◆ What is required:
Your task is to reproduce the material exactly.

(Chart and figure data)
►
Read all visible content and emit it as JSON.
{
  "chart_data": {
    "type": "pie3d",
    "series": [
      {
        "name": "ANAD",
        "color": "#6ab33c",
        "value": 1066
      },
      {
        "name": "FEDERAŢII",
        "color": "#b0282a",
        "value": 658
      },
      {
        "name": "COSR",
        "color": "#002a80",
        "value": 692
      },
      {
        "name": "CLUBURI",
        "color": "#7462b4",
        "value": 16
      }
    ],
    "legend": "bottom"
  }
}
◄
◆ Final result:
Read all visible content and emit it as JSON.
{
  "chart_data": {
    "type": "pie3d",
    "series": [
      {
        "name": "ANAD",
        "color": "#6ab33c",
        "value": 1066
      },
      {
        "name": "FEDERAŢII",
        "color": "#b0282a",
        "value": 658
      },
      {
        "name": "COSR",
        "color": "#002a80",
        "value": 692
      },
      {
        "name": "CLUBURI",
        "color": "#7462b4",
        "value": 16
      }
    ],
    "legend": "bottom"
  }
}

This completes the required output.